Written exercise:
Only lines with the word "размещения" are needed; collect each of them from the listing below.

Given records:
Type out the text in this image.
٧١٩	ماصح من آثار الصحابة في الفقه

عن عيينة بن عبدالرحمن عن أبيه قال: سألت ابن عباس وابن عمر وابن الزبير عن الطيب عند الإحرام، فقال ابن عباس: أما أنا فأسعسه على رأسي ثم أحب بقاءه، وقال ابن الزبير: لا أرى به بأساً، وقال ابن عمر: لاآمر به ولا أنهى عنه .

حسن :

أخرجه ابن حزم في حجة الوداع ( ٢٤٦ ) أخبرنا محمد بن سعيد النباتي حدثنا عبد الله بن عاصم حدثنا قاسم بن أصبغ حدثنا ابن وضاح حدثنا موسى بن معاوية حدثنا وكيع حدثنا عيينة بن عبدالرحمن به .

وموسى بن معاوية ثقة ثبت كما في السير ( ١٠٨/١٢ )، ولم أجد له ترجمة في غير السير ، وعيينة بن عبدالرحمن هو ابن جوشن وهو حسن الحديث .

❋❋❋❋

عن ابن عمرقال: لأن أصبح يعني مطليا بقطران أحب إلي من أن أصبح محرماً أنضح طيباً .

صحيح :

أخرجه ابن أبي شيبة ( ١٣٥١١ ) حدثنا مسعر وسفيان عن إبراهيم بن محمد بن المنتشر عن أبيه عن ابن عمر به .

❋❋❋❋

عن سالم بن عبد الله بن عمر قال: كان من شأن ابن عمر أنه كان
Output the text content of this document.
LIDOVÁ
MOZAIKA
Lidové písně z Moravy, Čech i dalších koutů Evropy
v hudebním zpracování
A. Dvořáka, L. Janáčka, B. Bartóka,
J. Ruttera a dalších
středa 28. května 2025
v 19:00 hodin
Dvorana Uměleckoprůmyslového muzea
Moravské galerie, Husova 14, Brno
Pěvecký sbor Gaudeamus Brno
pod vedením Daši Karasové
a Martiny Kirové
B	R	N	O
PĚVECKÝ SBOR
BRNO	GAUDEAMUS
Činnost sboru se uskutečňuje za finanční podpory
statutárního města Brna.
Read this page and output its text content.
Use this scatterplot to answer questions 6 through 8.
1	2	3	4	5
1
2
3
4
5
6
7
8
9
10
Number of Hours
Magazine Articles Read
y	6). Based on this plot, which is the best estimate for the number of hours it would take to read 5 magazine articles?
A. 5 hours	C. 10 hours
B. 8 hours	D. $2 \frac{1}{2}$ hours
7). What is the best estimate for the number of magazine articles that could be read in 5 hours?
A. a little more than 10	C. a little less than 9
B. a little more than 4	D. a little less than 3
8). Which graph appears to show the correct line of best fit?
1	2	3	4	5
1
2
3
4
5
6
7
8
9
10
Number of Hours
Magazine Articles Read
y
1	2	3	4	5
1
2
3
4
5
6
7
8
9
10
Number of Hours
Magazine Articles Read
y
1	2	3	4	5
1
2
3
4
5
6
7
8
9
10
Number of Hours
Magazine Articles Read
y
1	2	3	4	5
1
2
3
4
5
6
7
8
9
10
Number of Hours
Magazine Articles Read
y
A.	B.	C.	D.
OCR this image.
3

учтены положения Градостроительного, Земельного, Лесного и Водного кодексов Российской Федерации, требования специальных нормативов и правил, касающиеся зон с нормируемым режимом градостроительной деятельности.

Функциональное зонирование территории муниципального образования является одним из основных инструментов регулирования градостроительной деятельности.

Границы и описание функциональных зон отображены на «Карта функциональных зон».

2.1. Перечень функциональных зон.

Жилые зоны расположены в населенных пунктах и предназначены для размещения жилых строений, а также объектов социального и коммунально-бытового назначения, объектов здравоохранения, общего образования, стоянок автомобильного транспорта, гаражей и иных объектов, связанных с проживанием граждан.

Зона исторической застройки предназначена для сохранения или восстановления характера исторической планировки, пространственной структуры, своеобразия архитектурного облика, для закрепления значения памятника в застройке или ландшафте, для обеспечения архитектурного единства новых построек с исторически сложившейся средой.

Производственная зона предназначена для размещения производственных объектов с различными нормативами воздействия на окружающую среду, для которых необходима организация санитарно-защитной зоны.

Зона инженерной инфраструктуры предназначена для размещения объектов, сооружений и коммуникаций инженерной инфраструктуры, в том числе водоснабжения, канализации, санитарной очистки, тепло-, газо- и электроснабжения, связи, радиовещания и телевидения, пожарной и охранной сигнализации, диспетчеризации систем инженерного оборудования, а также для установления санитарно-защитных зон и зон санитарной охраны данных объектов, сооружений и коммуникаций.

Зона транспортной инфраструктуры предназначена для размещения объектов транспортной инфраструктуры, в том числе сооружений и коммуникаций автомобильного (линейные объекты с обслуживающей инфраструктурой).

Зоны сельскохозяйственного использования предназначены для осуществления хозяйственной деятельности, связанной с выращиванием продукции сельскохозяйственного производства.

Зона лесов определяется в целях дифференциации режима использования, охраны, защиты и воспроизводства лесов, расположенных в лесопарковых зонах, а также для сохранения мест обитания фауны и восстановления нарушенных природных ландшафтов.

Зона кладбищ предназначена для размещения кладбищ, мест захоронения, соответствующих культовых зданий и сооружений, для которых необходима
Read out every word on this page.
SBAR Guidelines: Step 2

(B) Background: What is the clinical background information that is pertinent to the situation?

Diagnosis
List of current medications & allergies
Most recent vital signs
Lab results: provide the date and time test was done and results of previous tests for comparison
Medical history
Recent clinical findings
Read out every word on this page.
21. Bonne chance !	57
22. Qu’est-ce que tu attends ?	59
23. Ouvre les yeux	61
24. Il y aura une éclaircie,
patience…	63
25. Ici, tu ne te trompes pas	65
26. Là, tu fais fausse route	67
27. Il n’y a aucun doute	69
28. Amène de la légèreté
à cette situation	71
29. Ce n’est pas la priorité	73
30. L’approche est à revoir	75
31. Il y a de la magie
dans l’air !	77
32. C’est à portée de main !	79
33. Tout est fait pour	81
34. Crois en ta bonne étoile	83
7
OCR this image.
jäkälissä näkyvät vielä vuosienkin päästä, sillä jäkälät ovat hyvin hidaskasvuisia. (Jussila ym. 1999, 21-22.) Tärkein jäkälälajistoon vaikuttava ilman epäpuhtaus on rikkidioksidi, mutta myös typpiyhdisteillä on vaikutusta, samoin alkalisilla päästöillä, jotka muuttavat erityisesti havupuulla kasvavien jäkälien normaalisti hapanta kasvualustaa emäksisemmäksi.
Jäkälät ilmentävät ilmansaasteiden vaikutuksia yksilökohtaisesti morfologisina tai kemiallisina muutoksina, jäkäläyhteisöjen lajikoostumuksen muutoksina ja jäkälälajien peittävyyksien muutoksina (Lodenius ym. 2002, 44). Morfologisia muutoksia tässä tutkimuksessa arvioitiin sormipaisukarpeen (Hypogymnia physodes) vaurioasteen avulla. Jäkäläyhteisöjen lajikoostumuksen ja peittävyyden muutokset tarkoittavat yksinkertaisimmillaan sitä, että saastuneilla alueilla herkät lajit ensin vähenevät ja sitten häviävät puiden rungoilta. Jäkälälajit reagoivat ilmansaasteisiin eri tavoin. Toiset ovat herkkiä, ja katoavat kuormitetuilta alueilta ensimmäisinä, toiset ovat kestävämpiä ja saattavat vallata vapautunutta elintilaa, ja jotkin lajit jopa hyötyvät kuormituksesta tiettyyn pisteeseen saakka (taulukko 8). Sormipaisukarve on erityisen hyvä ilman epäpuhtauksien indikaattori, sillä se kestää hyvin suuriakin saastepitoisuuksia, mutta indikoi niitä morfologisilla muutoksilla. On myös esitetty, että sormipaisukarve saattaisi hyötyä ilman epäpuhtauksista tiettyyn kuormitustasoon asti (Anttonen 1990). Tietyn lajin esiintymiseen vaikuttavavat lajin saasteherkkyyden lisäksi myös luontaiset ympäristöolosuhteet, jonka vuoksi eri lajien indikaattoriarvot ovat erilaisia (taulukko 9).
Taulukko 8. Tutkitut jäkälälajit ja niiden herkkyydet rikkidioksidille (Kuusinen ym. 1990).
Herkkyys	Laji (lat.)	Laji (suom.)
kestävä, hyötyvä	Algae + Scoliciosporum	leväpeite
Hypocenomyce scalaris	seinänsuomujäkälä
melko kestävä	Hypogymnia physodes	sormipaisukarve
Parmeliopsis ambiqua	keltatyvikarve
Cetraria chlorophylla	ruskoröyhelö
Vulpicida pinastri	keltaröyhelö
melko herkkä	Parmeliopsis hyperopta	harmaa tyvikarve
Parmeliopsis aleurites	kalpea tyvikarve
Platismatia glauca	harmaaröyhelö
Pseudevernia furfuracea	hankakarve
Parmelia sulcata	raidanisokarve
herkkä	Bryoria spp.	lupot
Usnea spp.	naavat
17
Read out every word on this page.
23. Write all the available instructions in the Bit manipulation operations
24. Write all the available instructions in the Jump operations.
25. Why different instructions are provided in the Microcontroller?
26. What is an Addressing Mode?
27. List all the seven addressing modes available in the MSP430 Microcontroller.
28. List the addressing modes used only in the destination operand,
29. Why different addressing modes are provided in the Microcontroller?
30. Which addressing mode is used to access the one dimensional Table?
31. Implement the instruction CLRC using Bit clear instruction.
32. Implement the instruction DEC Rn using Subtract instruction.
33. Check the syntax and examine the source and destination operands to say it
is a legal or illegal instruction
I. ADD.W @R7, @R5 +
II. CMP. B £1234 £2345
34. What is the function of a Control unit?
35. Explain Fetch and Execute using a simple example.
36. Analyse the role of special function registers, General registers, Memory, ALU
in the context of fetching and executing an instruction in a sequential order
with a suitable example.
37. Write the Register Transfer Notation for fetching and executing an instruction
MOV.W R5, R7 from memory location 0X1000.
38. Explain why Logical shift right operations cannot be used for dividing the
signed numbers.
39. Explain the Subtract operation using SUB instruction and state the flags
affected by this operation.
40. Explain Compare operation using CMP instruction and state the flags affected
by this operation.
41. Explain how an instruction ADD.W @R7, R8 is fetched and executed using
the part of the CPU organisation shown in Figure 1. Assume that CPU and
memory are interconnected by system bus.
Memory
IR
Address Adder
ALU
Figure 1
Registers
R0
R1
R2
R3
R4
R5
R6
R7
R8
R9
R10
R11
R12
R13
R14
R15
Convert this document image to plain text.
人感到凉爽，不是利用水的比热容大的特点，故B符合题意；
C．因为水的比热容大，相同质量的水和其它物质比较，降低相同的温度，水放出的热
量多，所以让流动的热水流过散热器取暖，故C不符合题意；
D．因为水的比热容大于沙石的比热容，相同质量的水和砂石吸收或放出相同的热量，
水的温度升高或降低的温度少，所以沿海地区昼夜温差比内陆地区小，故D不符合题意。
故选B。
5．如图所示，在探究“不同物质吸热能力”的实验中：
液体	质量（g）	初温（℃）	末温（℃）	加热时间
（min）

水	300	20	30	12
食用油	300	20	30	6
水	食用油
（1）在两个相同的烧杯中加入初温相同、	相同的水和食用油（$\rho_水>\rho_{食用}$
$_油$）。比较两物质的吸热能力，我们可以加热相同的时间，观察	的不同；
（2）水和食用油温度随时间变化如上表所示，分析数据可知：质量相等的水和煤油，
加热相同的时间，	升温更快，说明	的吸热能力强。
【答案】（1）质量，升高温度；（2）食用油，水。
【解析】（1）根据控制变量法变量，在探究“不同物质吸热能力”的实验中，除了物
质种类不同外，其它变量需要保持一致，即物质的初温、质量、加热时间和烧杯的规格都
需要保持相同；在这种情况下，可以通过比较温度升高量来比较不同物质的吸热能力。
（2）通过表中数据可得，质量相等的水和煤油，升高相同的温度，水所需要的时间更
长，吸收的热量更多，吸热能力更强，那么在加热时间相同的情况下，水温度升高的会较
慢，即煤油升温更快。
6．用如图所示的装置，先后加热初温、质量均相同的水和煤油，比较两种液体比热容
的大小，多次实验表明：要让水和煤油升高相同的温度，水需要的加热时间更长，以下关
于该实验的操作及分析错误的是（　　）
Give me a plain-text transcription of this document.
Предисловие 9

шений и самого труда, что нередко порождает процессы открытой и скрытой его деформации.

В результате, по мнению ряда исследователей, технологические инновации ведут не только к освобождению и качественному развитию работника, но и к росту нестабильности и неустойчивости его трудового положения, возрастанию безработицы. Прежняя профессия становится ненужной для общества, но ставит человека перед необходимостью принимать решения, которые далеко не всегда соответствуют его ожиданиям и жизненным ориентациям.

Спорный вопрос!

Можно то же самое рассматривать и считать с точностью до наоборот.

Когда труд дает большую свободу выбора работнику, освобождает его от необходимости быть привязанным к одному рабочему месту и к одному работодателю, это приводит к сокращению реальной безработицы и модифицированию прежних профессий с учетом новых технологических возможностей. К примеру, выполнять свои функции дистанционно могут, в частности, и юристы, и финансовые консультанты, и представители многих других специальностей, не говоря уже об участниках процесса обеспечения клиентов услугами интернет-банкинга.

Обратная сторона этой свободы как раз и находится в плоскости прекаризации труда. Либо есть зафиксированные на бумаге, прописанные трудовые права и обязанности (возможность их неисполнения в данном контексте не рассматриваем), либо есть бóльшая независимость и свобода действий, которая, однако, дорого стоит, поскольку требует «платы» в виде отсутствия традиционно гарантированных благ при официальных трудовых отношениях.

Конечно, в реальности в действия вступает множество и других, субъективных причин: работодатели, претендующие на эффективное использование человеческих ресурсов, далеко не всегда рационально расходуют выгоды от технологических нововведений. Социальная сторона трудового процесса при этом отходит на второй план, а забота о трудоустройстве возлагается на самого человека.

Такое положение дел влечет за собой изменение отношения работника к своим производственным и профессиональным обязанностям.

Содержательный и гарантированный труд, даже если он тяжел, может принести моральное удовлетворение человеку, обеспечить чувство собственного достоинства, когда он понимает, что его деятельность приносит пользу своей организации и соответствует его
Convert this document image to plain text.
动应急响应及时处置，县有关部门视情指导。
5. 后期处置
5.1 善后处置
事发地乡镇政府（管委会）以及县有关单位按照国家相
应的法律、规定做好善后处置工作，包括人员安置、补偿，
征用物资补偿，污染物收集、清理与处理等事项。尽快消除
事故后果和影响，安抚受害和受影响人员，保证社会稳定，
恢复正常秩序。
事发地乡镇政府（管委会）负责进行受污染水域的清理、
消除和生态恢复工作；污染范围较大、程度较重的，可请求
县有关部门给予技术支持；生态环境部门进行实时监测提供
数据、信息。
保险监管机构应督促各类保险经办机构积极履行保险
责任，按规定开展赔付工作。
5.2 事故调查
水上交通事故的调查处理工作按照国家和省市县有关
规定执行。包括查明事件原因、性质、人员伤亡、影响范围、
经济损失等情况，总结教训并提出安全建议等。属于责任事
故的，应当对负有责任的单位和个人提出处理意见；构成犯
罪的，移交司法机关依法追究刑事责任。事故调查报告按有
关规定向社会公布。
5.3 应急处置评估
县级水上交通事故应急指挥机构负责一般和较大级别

Answer to the exercise:
Жилые зоны расположены в населенных пунктах и предназначены для размещения жилых строений, а также объектов социального и коммунально-бытового назначения, объектов здравоохранения, общего образования, стоянок автомобильного транспорта, гаражей и иных объектов, связанных с проживанием граждан.
Производственная зона предназначена для размещения производственных объектов с различными нормативами воздействия на окружающую среду, для которых необходима организация санитарно-защитной зоны.
Зона инженерной инфраструктуры предназначена для размещения объектов, сооружений и коммуникаций инженерной инфраструктуры, в том числе водоснабжения, канализации, санитарной очистки, тепло-, газо- и электроснабжения, связи, радиовещания и телевидения, пожарной и охранной сигнализации, диспетчеризации систем инженерного оборудования, а также для установления санитарно-защитных зон и зон санитарной охраны данных объектов, сооружений и коммуникаций.
Зона транспортной инфраструктуры предназначена для размещения объектов транспортной инфраструктуры, в том числе сооружений и коммуникаций автомобильного (линейные объекты с обслуживающей инфраструктурой).
Зона кладбищ предназначена для размещения кладбищ, мест захоронения, соответствующих культовых зданий и сооружений, для которых необходима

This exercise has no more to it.